» **The exercise**
Copy all of the records below verbatim.

--- BEGIN Provided records ---

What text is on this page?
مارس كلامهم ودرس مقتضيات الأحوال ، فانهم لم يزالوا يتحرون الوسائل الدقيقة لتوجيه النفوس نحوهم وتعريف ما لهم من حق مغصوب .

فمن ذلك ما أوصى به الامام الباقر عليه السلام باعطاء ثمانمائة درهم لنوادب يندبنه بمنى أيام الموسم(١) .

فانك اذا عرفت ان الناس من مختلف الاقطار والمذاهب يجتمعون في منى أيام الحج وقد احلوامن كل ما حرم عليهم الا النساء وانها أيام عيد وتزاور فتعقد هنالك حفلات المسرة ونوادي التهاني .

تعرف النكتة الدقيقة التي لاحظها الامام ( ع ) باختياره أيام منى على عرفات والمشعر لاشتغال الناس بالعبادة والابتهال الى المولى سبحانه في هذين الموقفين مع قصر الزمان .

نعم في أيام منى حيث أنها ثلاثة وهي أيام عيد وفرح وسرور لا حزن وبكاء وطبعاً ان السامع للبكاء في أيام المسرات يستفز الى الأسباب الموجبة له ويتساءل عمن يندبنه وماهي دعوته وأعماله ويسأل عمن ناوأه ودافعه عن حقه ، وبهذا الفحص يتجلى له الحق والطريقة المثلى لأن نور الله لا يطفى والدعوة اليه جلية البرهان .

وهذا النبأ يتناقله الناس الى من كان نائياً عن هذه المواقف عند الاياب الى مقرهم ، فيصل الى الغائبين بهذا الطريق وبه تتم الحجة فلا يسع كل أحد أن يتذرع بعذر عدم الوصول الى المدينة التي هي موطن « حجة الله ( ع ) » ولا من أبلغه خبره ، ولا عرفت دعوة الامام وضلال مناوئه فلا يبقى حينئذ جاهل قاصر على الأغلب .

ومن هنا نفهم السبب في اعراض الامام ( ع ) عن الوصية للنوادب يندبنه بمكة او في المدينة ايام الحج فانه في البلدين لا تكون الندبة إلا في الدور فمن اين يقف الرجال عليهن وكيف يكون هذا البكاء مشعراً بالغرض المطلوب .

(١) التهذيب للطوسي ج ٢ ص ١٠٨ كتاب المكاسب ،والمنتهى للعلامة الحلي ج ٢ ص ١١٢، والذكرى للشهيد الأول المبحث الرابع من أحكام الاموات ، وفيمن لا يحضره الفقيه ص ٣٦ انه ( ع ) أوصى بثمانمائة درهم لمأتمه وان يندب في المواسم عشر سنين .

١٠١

--- END Provided records ---

» **Written reply**
What text is on this page?
مارس كلامهم ودرس مقتضيات الأحوال ، فانهم لم يزالوا يتحرون الوسائل الدقيقة لتوجيه النفوس نحوهم وتعريف ما لهم من حق مغصوب .

فمن ذلك ما أوصى به الامام الباقر عليه السلام باعطاء ثمانمائة درهم لنوادب يندبنه بمنى أيام الموسم(١) .

فانك اذا عرفت ان الناس من مختلف الاقطار والمذاهب يجتمعون في منى أيام الحج وقد احلوامن كل ما حرم عليهم الا النساء وانها أيام عيد وتزاور فتعقد هنالك حفلات المسرة ونوادي التهاني .

تعرف النكتة الدقيقة التي لاحظها الامام ( ع ) باختياره أيام منى على عرفات والمشعر لاشتغال الناس بالعبادة والابتهال الى المولى سبحانه في هذين الموقفين مع قصر الزمان .

نعم في أيام منى حيث أنها ثلاثة وهي أيام عيد وفرح وسرور لا حزن وبكاء وطبعاً ان السامع للبكاء في أيام المسرات يستفز الى الأسباب الموجبة له ويتساءل عمن يندبنه وماهي دعوته وأعماله ويسأل عمن ناوأه ودافعه عن حقه ، وبهذا الفحص يتجلى له الحق والطريقة المثلى لأن نور الله لا يطفى والدعوة اليه جلية البرهان .

وهذا النبأ يتناقله الناس الى من كان نائياً عن هذه المواقف عند الاياب الى مقرهم ، فيصل الى الغائبين بهذا الطريق وبه تتم الحجة فلا يسع كل أحد أن يتذرع بعذر عدم الوصول الى المدينة التي هي موطن « حجة الله ( ع ) » ولا من أبلغه خبره ، ولا عرفت دعوة الامام وضلال مناوئه فلا يبقى حينئذ جاهل قاصر على الأغلب .

ومن هنا نفهم السبب في اعراض الامام ( ع ) عن الوصية للنوادب يندبنه بمكة او في المدينة ايام الحج فانه في البلدين لا تكون الندبة إلا في الدور فمن اين يقف الرجال عليهن وكيف يكون هذا البكاء مشعراً بالغرض المطلوب .

(١) التهذيب للطوسي ج ٢ ص ١٠٨ كتاب المكاسب ،والمنتهى للعلامة الحلي ج ٢ ص ١١٢، والذكرى للشهيد الأول المبحث الرابع من أحكام الاموات ، وفيمن لا يحضره الفقيه ص ٣٦ انه ( ع ) أوصى بثمانمائة درهم لمأتمه وان يندب في المواسم عشر سنين .

١٠١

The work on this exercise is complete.